» **Input records**:
====

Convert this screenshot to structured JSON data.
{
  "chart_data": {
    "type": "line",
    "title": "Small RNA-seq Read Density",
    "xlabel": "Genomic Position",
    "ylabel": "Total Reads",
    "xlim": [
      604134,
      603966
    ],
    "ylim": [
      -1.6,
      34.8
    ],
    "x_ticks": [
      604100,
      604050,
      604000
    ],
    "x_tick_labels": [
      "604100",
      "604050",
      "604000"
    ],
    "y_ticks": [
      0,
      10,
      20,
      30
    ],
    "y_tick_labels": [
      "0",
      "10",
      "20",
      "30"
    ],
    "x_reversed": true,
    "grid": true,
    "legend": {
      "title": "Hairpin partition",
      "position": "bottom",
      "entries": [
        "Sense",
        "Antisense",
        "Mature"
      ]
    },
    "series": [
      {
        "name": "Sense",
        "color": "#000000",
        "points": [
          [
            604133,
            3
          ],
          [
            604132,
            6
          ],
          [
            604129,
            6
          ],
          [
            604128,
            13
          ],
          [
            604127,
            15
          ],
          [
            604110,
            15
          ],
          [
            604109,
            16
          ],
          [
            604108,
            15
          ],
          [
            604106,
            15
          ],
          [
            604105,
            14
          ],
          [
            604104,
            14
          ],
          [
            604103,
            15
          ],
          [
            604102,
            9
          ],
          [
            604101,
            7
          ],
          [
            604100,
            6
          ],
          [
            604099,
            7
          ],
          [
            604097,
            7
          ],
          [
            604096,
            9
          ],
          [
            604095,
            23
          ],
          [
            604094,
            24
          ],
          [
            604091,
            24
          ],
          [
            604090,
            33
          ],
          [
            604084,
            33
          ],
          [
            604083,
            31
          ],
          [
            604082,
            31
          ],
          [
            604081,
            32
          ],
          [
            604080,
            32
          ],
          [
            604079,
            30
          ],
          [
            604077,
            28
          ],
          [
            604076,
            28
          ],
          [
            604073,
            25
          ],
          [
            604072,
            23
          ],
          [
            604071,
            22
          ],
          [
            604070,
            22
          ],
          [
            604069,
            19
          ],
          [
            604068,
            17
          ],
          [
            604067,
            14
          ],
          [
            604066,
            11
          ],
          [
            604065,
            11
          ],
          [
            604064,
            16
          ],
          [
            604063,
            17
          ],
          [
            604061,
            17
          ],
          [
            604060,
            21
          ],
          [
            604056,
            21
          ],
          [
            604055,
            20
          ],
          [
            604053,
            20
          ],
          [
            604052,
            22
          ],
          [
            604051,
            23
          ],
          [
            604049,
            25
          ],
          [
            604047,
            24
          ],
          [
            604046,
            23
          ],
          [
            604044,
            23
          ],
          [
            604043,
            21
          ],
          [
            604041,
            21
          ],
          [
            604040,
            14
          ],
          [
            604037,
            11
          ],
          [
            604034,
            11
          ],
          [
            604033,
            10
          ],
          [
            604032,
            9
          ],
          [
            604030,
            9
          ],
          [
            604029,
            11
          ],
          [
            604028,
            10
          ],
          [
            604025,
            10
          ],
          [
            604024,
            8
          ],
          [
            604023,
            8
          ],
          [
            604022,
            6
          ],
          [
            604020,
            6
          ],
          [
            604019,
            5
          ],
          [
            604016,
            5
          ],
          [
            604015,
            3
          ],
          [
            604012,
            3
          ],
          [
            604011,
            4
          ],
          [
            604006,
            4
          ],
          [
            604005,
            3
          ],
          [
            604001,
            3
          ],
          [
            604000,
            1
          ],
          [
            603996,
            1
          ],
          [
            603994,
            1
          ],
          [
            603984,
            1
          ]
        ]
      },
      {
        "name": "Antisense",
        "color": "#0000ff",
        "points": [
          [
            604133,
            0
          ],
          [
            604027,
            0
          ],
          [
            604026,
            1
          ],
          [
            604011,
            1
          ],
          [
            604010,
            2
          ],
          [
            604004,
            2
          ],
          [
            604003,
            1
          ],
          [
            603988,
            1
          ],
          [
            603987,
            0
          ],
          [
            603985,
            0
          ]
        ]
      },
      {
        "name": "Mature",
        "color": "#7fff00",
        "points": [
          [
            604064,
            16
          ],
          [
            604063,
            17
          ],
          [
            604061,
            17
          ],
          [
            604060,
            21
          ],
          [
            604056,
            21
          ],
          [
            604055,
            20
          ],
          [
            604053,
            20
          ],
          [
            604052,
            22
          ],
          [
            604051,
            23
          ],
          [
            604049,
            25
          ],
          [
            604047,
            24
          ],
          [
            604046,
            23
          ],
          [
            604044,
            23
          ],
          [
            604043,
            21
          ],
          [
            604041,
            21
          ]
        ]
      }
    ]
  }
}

====

» **What to work on**: All of the records must be retyped exactly as they are.

» **Task answer**:
Convert this screenshot to structured JSON data.
{
  "chart_data": {
    "type": "line",
    "title": "Small RNA-seq Read Density",
    "xlabel": "Genomic Position",
    "ylabel": "Total Reads",
    "xlim": [
      604134,
      603966
    ],
    "ylim": [
      -1.6,
      34.8
    ],
    "x_ticks": [
      604100,
      604050,
      604000
    ],
    "x_tick_labels": [
      "604100",
      "604050",
      "604000"
    ],
    "y_ticks": [
      0,
      10,
      20,
      30
    ],
    "y_tick_labels": [
      "0",
      "10",
      "20",
      "30"
    ],
    "x_reversed": true,
    "grid": true,
    "legend": {
      "title": "Hairpin partition",
      "position": "bottom",
      "entries": [
        "Sense",
        "Antisense",
        "Mature"
      ]
    },
    "series": [
      {
        "name": "Sense",
        "color": "#000000",
        "points": [
          [
            604133,
            3
          ],
          [
            604132,
            6
          ],
          [
            604129,
            6
          ],
          [
            604128,
            13
          ],
          [
            604127,
            15
          ],
          [
            604110,
            15
          ],
          [
            604109,
            16
          ],
          [
            604108,
            15
          ],
          [
            604106,
            15
          ],
          [
            604105,
            14
          ],
          [
            604104,
            14
          ],
          [
            604103,
            15
          ],
          [
            604102,
            9
          ],
          [
            604101,
            7
          ],
          [
            604100,
            6
          ],
          [
            604099,
            7
          ],
          [
            604097,
            7
          ],
          [
            604096,
            9
          ],
          [
            604095,
            23
          ],
          [
            604094,
            24
          ],
          [
            604091,
            24
          ],
          [
            604090,
            33
          ],
          [
            604084,
            33
          ],
          [
            604083,
            31
          ],
          [
            604082,
            31
          ],
          [
            604081,
            32
          ],
          [
            604080,
            32
          ],
          [
            604079,
            30
          ],
          [
            604077,
            28
          ],
          [
            604076,
            28
          ],
          [
            604073,
            25
          ],
          [
            604072,
            23
          ],
          [
            604071,
            22
          ],
          [
            604070,
            22
          ],
          [
            604069,
            19
          ],
          [
            604068,
            17
          ],
          [
            604067,
            14
          ],
          [
            604066,
            11
          ],
          [
            604065,
            11
          ],
          [
            604064,
            16
          ],
          [
            604063,
            17
          ],
          [
            604061,
            17
          ],
          [
            604060,
            21
          ],
          [
            604056,
            21
          ],
          [
            604055,
            20
          ],
          [
            604053,
            20
          ],
          [
            604052,
            22
          ],
          [
            604051,
            23
          ],
          [
            604049,
            25
          ],
          [
            604047,
            24
          ],
          [
            604046,
            23
          ],
          [
            604044,
            23
          ],
          [
            604043,
            21
          ],
          [
            604041,
            21
          ],
          [
            604040,
            14
          ],
          [
            604037,
            11
          ],
          [
            604034,
            11
          ],
          [
            604033,
            10
          ],
          [
            604032,
            9
          ],
          [
            604030,
            9
          ],
          [
            604029,
            11
          ],
          [
            604028,
            10
          ],
          [
            604025,
            10
          ],
          [
            604024,
            8
          ],
          [
            604023,
            8
          ],
          [
            604022,
            6
          ],
          [
            604020,
            6
          ],
          [
            604019,
            5
          ],
          [
            604016,
            5
          ],
          [
            604015,
            3
          ],
          [
            604012,
            3
          ],
          [
            604011,
            4
          ],
          [
            604006,
            4
          ],
          [
            604005,
            3
          ],
          [
            604001,
            3
          ],
          [
            604000,
            1
          ],
          [
            603996,
            1
          ],
          [
            603994,
            1
          ],
          [
            603984,
            1
          ]
        ]
      },
      {
        "name": "Antisense",
        "color": "#0000ff",
        "points": [
          [
            604133,
            0
          ],
          [
            604027,
            0
          ],
          [
            604026,
            1
          ],
          [
            604011,
            1
          ],
          [
            604010,
            2
          ],
          [
            604004,
            2
          ],
          [
            604003,
            1
          ],
          [
            603988,
            1
          ],
          [
            603987,
            0
          ],
          [
            603985,
            0
          ]
        ]
      },
      {
        "name": "Mature",
        "color": "#7fff00",
        "points": [
          [
            604064,
            16
          ],
          [
            604063,
            17
          ],
          [
            604061,
            17
          ],
          [
            604060,
            21
          ],
          [
            604056,
            21
          ],
          [
            604055,
            20
          ],
          [
            604053,
            20
          ],
          [
            604052,
            22
          ],
          [
            604051,
            23
          ],
          [
            604049,
            25
          ],
          [
            604047,
            24
          ],
          [
            604046,
            23
          ],
          [
            604044,
            23
          ],
          [
            604043,
            21
          ],
          [
            604041,
            21
          ]
        ]
      }
    ]
  }
}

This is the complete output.